- _Exercise description_: Will you copy out word for word every line of the data, starting at the line containing "item-name-text: 2 eggs with" and going down to the line containing "item-number: #3 (713, 360, 727, 374)", with both of those lines included?

[Element placement data]
◆ ◆ ◆ ◆ ◆

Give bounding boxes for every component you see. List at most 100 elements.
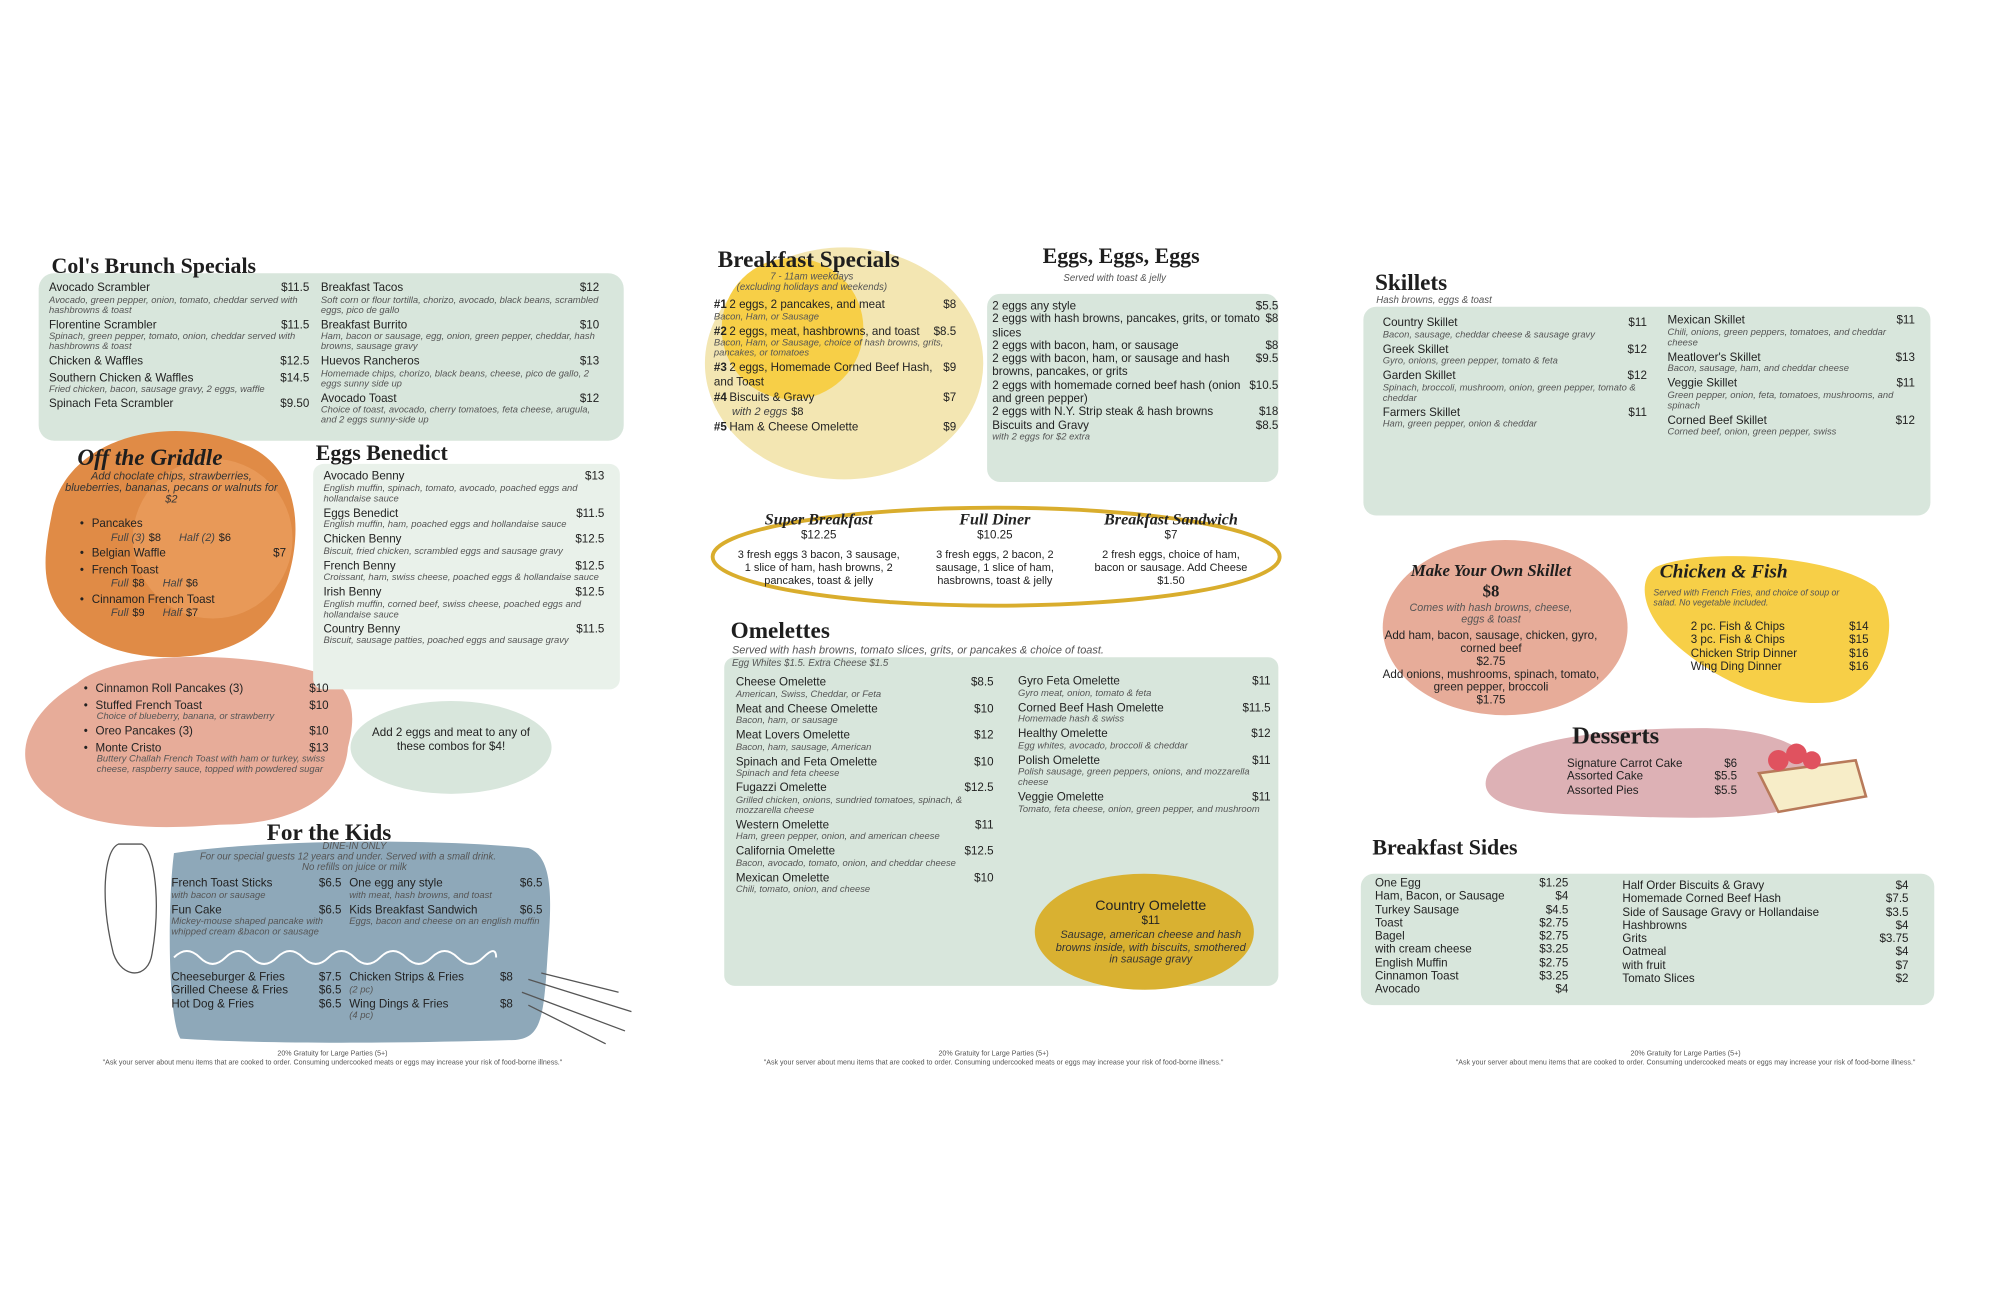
item-name-text: 2 eggs with hash browns, pancakes, grits… (992, 312, 1260, 339)
option-label: Half (2) (179, 530, 215, 544)
item-number: #4 (713, 390, 727, 404)
item-row: Cinnamon Toast $3.25 (1375, 969, 1568, 982)
item-row: with cream cheese $3.25 (1375, 943, 1568, 956)
item-name-text: 2 eggs, meat, hashbrowns, and toast (729, 324, 920, 337)
item-number: #3 (713, 360, 727, 374)
item-name-text: Homemade Corned Beef Hash (1622, 892, 1782, 906)
item-row: Avocado Scrambler $11.5 (49, 281, 309, 295)
item-description: 2 fresh eggs, choice of ham, bacon or sa… (1094, 547, 1248, 586)
item-name-text: One Egg (1375, 876, 1421, 890)
panel (987, 293, 1279, 482)
item-price: $6.5 (318, 902, 342, 916)
item-name-text: Mexican Skillet (1667, 313, 1745, 327)
item-row: Cinnamon French Toast (92, 592, 286, 606)
menu-list: Gyro Feta Omelette $11 Gyro meat, onion, t… (1018, 674, 1271, 816)
item-row: Monte Cristo $13 (96, 740, 329, 754)
item-description: Homemade hash & swiss (1018, 712, 1125, 725)
menu-item: 2 eggs with bacon, ham, or sausage and h… (992, 352, 1278, 379)
menu-item: Chicken Strips & Fries $8 (2 pc) (349, 970, 513, 994)
item-name-text: Meat and Cheese Omelette (735, 701, 878, 715)
item-name-text: Eggs Benedict (323, 505, 399, 519)
item-name-text: Gyro Feta Omelette (1018, 673, 1120, 687)
item-row: Meatlover's Skillet $13 (1668, 350, 1915, 364)
item-name: Super Breakfast (765, 510, 873, 528)
item-description: Biscuit, fried chicken, scrambled eggs a… (323, 544, 563, 557)
item-price: $7.5 (1885, 892, 1909, 906)
item-name: Chicken Benny (323, 532, 401, 546)
item-row: 2 eggs with homemade corned beef hash (o… (992, 379, 1278, 406)
item-name: California Omelette (736, 844, 835, 858)
item-name-text: Kids Breakfast Sandwich (349, 902, 478, 916)
item-name-text: Half Order Biscuits & Gravy (1622, 878, 1765, 892)
menu-item: Signature Carrot Cake $6 (1567, 756, 1737, 769)
item-row: Avocado Toast $12 (321, 391, 599, 405)
item-name: Grits (1622, 932, 1646, 945)
section-note: Served with French Fries, and choice of … (1653, 588, 1840, 608)
panel (1360, 873, 1935, 1006)
menu-item: Kids Breakfast Sandwich $6.5 Eggs, bacon a… (349, 903, 542, 927)
item-name: Turkey Sausage (1375, 903, 1459, 916)
item-description: Green pepper, onion, feta, tomatoes, mus… (1667, 388, 1894, 411)
item-description: English muffin, spinach, tomato, avocado… (323, 481, 578, 504)
item-name: Corned Beef Hash Omelette (1018, 700, 1164, 714)
item-row: 2 eggs any style $5.5 (992, 299, 1278, 312)
item-price: $9.5 (1255, 352, 1279, 365)
advisory: "Ask your server about menu items that a… (102, 1059, 563, 1068)
item-row: Avocado $4 (1375, 982, 1568, 995)
item-name-text: Belgian Waffle (91, 546, 166, 560)
item-name-text: Bagel (1375, 929, 1405, 943)
item-name: Wing Dings & Fries (349, 997, 448, 1011)
item-row: Country Skillet $11 (1383, 316, 1647, 330)
item-description: English muffin, ham, poached eggs and ho… (323, 518, 567, 530)
item-name: with fruit (1622, 958, 1665, 971)
item-name: Avocado (1375, 982, 1420, 995)
menu-item: Bagel $2.75 (1375, 929, 1568, 942)
menu-item: Garden Skillet $12 Spinach, broccoli, mush… (1383, 369, 1647, 403)
advisory: "Ask your server about menu items that a… (1455, 1059, 1916, 1068)
menu-list: Chicken Strips & Fries $8 (2 pc) Wing Dings… (349, 970, 513, 1023)
section-note: For our special guests 12 years and unde… (199, 850, 497, 863)
item-name-text: Hashbrowns (1622, 918, 1687, 932)
item-row: Tomato Slices $2 (1622, 972, 1908, 985)
option-price: $7 (185, 605, 199, 619)
item-name-text: Avocado Scrambler (48, 280, 150, 294)
item-price: $3.25 (1539, 942, 1569, 956)
option: Full (3) $8 (111, 530, 161, 543)
item-price: $8 (1265, 338, 1279, 352)
combo-note: Add 2 eggs and meat to any of these comb… (372, 725, 531, 752)
menu-item: Avocado Scrambler $11.5 Avocado, green pep… (49, 281, 309, 315)
item-name: Gyro Feta Omelette (1018, 674, 1120, 688)
item-price: $8.5 (970, 675, 994, 689)
item-description: Homemade chips, chorizo, black beans, ch… (320, 366, 590, 389)
item-price: $2 (1895, 971, 1909, 985)
item-price: $3.75 (1879, 931, 1909, 945)
blob (132, 458, 293, 619)
outline (710, 505, 1282, 608)
item-row: Cheeseburger & Fries $7.5 (171, 970, 341, 983)
item-price: $11.5 (281, 317, 310, 331)
item-price: $6.5 (318, 983, 342, 997)
item-row: Avocado Benny $13 (323, 469, 604, 483)
item-name-text: Fun Cake (171, 902, 222, 916)
menu-item: Half Order Biscuits & Gravy $4 (1622, 879, 1908, 892)
item-row: Chicken Strip Dinner $16 (1691, 646, 1869, 659)
item-price: $2.75 (1539, 955, 1569, 969)
menu-item: English Muffin $2.75 (1375, 956, 1568, 969)
menu-item: Greek Skillet $12 Gyro, onions, green pepp… (1383, 342, 1647, 366)
option-price: $9 (132, 605, 145, 619)
pie-drawing (1757, 758, 1868, 814)
menu-item: Hot Dog & Fries $6.5 (171, 997, 341, 1010)
item-description: Grilled chicken, onions, sundried tomato… (735, 793, 963, 816)
gratuity-note: 20% Gratuity for Large Parties (5+) (277, 1050, 388, 1058)
item-name: #5 Ham & Cheese Omelette (714, 420, 858, 434)
item-name-text: Oatmeal (1622, 945, 1667, 959)
item-row: California Omelette $12.5 (736, 844, 994, 858)
menu-item: Western Omelette $11 Ham, green pepper, on… (736, 818, 994, 842)
item-name-text: Florentine Scrambler (48, 317, 157, 331)
blob (1644, 556, 1890, 704)
item-price: $4 (1555, 982, 1569, 996)
item-name: Avocado Toast (321, 391, 397, 405)
menu-list: Cheeseburger & Fries $7.5 Grilled Cheese &… (171, 970, 341, 1010)
item-price: $11 (1252, 753, 1271, 767)
item-price: $4 (1895, 945, 1909, 959)
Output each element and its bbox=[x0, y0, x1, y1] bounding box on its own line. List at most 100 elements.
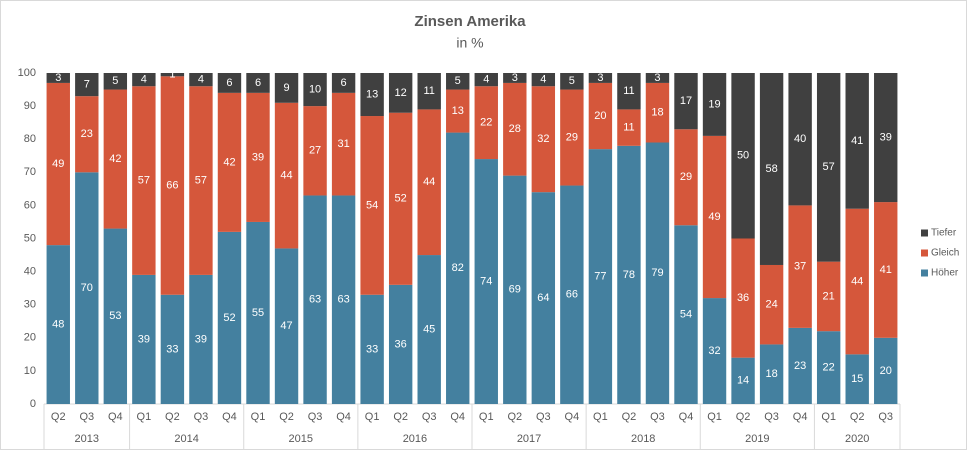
data-label: 66 bbox=[566, 289, 578, 301]
x-tick-label: Q3 bbox=[764, 411, 779, 423]
data-label: 9 bbox=[283, 82, 289, 94]
bar-segment bbox=[474, 159, 498, 404]
bar-segment bbox=[103, 228, 128, 404]
data-label: 70 bbox=[81, 282, 93, 294]
data-label: 58 bbox=[765, 163, 777, 175]
bar-segment bbox=[674, 73, 698, 130]
x-group-label: 2014 bbox=[174, 433, 198, 445]
bar-segment bbox=[702, 135, 727, 299]
data-label: 37 bbox=[794, 261, 806, 273]
bar-segment bbox=[645, 142, 670, 404]
data-label: 48 bbox=[52, 318, 64, 330]
x-group-label: 2019 bbox=[745, 433, 769, 445]
data-label: 42 bbox=[223, 156, 235, 168]
bar-segment bbox=[874, 73, 898, 203]
data-label: 12 bbox=[395, 87, 407, 99]
x-tick-label: Q1 bbox=[365, 411, 380, 423]
data-label: 18 bbox=[651, 107, 663, 119]
bar-segment bbox=[816, 73, 841, 262]
y-tick-label: 50 bbox=[24, 232, 36, 244]
data-label: 23 bbox=[81, 128, 93, 140]
data-label: 28 bbox=[509, 123, 521, 135]
bar-segment bbox=[531, 73, 556, 87]
x-tick-label: Q4 bbox=[108, 411, 123, 423]
bar-segment bbox=[588, 82, 613, 150]
data-label: 66 bbox=[166, 179, 178, 191]
y-tick-label: 100 bbox=[18, 67, 36, 79]
y-tick-label: 10 bbox=[24, 365, 36, 377]
data-label: 4 bbox=[540, 74, 546, 86]
y-tick-label: 20 bbox=[24, 332, 36, 344]
bar-segment bbox=[645, 73, 670, 83]
bar-segment bbox=[731, 357, 755, 404]
data-label: 39 bbox=[252, 151, 264, 163]
bar-segment bbox=[75, 96, 99, 173]
bar-segment bbox=[417, 255, 441, 404]
bar-segment bbox=[360, 73, 384, 117]
bar-segment bbox=[75, 73, 99, 97]
data-label: 49 bbox=[52, 158, 64, 170]
bar-segment bbox=[360, 294, 384, 404]
x-tick-label: Q1 bbox=[821, 411, 836, 423]
data-label: 5 bbox=[112, 75, 118, 87]
bar-segment bbox=[788, 205, 812, 328]
x-tick-label: Q3 bbox=[194, 411, 209, 423]
chart-subtitle: in % bbox=[456, 35, 483, 51]
data-label: 3 bbox=[654, 72, 660, 84]
bar-segment bbox=[189, 73, 213, 87]
data-label: 5 bbox=[455, 75, 461, 87]
x-tick-label: Q3 bbox=[422, 411, 437, 423]
data-label: 21 bbox=[823, 290, 835, 302]
data-label: 69 bbox=[509, 284, 521, 296]
bar-segment bbox=[702, 298, 727, 404]
x-tick-label: Q4 bbox=[222, 411, 237, 423]
x-group-label: 2020 bbox=[845, 433, 869, 445]
bar-segment bbox=[160, 76, 185, 295]
bar-segment bbox=[46, 245, 70, 404]
legend-swatch bbox=[921, 229, 928, 237]
data-label: 55 bbox=[252, 307, 264, 319]
data-label: 14 bbox=[737, 375, 749, 387]
bar-segment bbox=[46, 73, 70, 83]
data-label: 82 bbox=[452, 262, 464, 274]
bar-segment bbox=[645, 82, 670, 143]
bar-segment bbox=[617, 109, 641, 146]
data-label: 63 bbox=[337, 294, 349, 306]
y-tick-label: 40 bbox=[24, 266, 36, 278]
data-label: 40 bbox=[794, 133, 806, 145]
data-label: 33 bbox=[366, 343, 378, 355]
x-tick-label: Q1 bbox=[707, 411, 722, 423]
y-tick-label: 80 bbox=[24, 133, 36, 145]
bar-segment bbox=[845, 73, 869, 209]
data-label: 54 bbox=[680, 309, 692, 321]
data-label: 54 bbox=[366, 199, 378, 211]
bar-segment bbox=[702, 73, 727, 136]
data-label: 44 bbox=[280, 170, 292, 182]
x-tick-label: Q3 bbox=[308, 411, 323, 423]
bar-segment bbox=[674, 225, 698, 404]
x-group-label: 2015 bbox=[289, 433, 313, 445]
x-tick-label: Q1 bbox=[479, 411, 494, 423]
bar-segment bbox=[503, 175, 527, 404]
bar-segment bbox=[160, 294, 185, 404]
bar-segment bbox=[417, 73, 441, 110]
data-label: 11 bbox=[623, 85, 634, 97]
bar-segment bbox=[560, 89, 584, 186]
x-group-label: 2016 bbox=[403, 433, 427, 445]
data-label: 31 bbox=[337, 138, 349, 150]
bar-segment bbox=[246, 221, 270, 404]
bar-segment bbox=[388, 112, 413, 285]
data-label: 22 bbox=[823, 361, 835, 373]
bar-segment bbox=[388, 73, 413, 113]
x-tick-label: Q2 bbox=[622, 411, 637, 423]
data-label: 20 bbox=[594, 110, 606, 122]
data-label: 4 bbox=[483, 74, 489, 86]
x-tick-label: Q4 bbox=[336, 411, 351, 423]
data-label: 18 bbox=[765, 368, 777, 380]
data-label: 3 bbox=[597, 72, 603, 84]
x-tick-label: Q2 bbox=[393, 411, 408, 423]
x-tick-label: Q2 bbox=[165, 411, 180, 423]
bar-segment bbox=[274, 248, 299, 404]
data-label: 15 bbox=[851, 373, 863, 385]
data-label: 23 bbox=[794, 360, 806, 372]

◆ ◆ ◆ ◆ ◆

- _Output below_:
item-name-text: 2 eggs with hash browns, pancakes, grits… (992, 312, 1260, 339)
option-label: Half (2) (179, 530, 215, 544)
item-number: #4 (713, 390, 727, 404)
item-row: Cinnamon Toast $3.25 (1375, 969, 1568, 982)
item-row: with cream cheese $3.25 (1375, 943, 1568, 956)
item-name-text: 2 eggs, meat, hashbrowns, and toast (729, 324, 920, 337)
item-number: #3 (713, 360, 727, 374)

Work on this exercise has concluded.